▶ [INFORMATION PROVIDED]:
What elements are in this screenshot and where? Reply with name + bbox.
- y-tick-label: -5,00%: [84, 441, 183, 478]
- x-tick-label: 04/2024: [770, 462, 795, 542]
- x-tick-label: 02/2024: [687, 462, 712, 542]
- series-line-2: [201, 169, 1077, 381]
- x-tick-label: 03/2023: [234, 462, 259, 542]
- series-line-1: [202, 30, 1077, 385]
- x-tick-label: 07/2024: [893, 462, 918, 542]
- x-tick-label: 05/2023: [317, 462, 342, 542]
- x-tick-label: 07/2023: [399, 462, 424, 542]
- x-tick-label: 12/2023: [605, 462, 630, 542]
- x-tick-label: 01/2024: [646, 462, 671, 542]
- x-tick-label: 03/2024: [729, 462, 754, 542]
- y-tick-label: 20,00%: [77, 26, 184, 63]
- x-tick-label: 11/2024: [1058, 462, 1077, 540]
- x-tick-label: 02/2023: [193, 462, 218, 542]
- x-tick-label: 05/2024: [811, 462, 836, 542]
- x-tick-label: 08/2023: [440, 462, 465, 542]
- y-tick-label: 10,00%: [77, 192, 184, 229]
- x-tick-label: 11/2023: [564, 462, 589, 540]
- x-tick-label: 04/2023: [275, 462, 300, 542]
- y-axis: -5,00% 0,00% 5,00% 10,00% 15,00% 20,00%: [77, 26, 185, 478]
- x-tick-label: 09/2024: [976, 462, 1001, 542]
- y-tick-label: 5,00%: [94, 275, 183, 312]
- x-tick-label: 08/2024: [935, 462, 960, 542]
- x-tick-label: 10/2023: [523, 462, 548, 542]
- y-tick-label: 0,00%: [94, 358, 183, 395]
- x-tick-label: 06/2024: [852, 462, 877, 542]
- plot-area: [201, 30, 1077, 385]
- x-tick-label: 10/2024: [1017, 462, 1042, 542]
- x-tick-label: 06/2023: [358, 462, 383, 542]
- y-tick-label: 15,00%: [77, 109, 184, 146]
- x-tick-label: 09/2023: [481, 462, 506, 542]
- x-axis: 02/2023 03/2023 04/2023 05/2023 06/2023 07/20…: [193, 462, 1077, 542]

▶ [PROBLEM REQUIREMENTS]: Please copy all of the data above line for line, changing nothing.

▶ [REPLY]:
What elements are in this screenshot and where? Reply with name + bbox.
- y-tick-label: -5,00%: [84, 441, 183, 478]
- x-tick-label: 04/2024: [770, 462, 795, 542]
- x-tick-label: 02/2024: [687, 462, 712, 542]
- series-line-2: [201, 169, 1077, 381]
- x-tick-label: 03/2023: [234, 462, 259, 542]
- series-line-1: [202, 30, 1077, 385]
- x-tick-label: 07/2024: [893, 462, 918, 542]
- x-tick-label: 05/2023: [317, 462, 342, 542]
- x-tick-label: 07/2023: [399, 462, 424, 542]
- x-tick-label: 12/2023: [605, 462, 630, 542]
- x-tick-label: 01/2024: [646, 462, 671, 542]
- x-tick-label: 03/2024: [729, 462, 754, 542]
- y-tick-label: 20,00%: [77, 26, 184, 63]
- x-tick-label: 11/2024: [1058, 462, 1077, 540]
- x-tick-label: 02/2023: [193, 462, 218, 542]
- x-tick-label: 05/2024: [811, 462, 836, 542]
- x-tick-label: 08/2023: [440, 462, 465, 542]
- y-tick-label: 10,00%: [77, 192, 184, 229]
- x-tick-label: 11/2023: [564, 462, 589, 540]
- x-tick-label: 04/2023: [275, 462, 300, 542]
- y-axis: -5,00% 0,00% 5,00% 10,00% 15,00% 20,00%: [77, 26, 185, 478]
- x-tick-label: 09/2024: [976, 462, 1001, 542]
- y-tick-label: 5,00%: [94, 275, 183, 312]
- x-tick-label: 08/2024: [935, 462, 960, 542]
- x-tick-label: 10/2023: [523, 462, 548, 542]
- y-tick-label: 0,00%: [94, 358, 183, 395]
- x-tick-label: 06/2024: [852, 462, 877, 542]
- plot-area: [201, 30, 1077, 385]
- x-tick-label: 10/2024: [1017, 462, 1042, 542]
- x-tick-label: 06/2023: [358, 462, 383, 542]
- y-tick-label: 15,00%: [77, 109, 184, 146]
- x-tick-label: 09/2023: [481, 462, 506, 542]
- x-axis: 02/2023 03/2023 04/2023 05/2023 06/2023 07/20…: [193, 462, 1077, 542]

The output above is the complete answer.